Rows from a dataset
============

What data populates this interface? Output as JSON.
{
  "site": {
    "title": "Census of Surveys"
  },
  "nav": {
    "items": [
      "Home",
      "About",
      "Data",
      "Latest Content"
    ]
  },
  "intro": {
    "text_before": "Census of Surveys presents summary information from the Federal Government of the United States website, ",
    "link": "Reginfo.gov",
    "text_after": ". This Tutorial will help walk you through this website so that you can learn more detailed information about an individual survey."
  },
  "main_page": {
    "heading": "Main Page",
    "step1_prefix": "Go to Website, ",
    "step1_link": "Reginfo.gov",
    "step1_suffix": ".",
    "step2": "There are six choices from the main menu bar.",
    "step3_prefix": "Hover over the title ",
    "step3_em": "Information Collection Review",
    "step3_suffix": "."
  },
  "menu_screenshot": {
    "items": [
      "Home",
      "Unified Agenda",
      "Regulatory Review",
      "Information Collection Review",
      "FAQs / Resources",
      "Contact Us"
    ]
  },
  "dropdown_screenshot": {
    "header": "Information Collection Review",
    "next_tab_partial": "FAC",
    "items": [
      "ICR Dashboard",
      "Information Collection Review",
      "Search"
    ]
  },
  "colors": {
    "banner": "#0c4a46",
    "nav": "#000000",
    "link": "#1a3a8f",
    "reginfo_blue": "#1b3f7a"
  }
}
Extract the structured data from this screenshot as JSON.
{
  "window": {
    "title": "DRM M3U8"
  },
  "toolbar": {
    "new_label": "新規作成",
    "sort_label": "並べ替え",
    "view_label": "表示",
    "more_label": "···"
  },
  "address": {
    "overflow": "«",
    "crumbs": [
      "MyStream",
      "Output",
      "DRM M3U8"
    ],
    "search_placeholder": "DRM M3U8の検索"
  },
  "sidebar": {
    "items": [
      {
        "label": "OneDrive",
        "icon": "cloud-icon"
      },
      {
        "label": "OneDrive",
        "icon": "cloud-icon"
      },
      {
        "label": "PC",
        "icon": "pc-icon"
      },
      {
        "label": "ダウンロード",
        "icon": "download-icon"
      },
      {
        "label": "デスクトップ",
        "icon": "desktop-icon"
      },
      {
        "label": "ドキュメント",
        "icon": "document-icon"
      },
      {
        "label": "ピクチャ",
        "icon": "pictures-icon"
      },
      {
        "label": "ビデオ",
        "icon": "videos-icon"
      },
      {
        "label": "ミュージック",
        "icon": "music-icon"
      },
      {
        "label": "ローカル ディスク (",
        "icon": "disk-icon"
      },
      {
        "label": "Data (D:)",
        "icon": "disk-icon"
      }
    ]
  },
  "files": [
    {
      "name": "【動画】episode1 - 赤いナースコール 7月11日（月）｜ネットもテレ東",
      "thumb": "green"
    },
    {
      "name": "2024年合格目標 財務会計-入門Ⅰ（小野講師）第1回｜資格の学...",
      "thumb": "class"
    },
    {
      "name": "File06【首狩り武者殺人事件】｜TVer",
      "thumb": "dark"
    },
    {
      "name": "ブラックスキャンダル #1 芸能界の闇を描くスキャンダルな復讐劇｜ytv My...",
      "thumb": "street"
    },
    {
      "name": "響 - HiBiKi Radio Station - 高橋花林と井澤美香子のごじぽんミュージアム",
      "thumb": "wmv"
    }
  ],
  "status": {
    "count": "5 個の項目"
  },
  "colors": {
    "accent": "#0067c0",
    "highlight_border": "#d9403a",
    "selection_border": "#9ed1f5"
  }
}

============

▶ Set problem
Copy, from the material above, each line in which the string "name" occurs.

▶ Right answer
      "name": "【動画】episode1 - 赤いナースコール 7月11日（月）｜ネットもテレ東",
      "name": "2024年合格目標 財務会計-入門Ⅰ（小野講師）第1回｜資格の学...",
      "name": "File06【首狩り武者殺人事件】｜TVer",
      "name": "ブラックスキャンダル #1 芸能界の闇を描くスキャンダルな復讐劇｜ytv My...",
      "name": "響 - HiBiKi Radio Station - 高橋花林と井澤美香子のごじぽんミュージアム",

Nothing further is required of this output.